▸ **Exercise**
For the data below, work out how many lines contain the word "values" and supply only that number.

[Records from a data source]
____________
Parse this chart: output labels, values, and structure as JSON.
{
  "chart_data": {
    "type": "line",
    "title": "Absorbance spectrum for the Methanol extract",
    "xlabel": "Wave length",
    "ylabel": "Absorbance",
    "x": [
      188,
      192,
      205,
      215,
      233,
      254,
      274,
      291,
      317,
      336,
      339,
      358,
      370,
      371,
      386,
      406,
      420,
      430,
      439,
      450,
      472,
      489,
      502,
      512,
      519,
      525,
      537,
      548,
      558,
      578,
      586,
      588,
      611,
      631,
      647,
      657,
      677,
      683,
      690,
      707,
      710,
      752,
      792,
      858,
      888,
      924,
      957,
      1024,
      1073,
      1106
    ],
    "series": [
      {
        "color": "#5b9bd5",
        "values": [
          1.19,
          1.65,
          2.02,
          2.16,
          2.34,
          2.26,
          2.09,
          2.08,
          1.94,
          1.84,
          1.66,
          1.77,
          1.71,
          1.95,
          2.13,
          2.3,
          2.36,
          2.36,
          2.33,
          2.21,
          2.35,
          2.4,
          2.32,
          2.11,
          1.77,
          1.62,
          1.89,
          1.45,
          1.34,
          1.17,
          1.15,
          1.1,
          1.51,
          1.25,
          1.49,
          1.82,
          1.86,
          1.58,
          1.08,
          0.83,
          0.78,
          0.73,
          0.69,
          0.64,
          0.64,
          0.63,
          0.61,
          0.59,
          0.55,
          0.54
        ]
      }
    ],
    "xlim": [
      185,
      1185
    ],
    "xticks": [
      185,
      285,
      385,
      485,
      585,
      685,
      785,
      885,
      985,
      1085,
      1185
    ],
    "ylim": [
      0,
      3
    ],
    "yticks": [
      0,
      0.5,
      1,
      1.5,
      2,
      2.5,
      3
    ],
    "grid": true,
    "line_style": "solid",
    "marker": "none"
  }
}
____________
▸ **Answer to this exercise**
2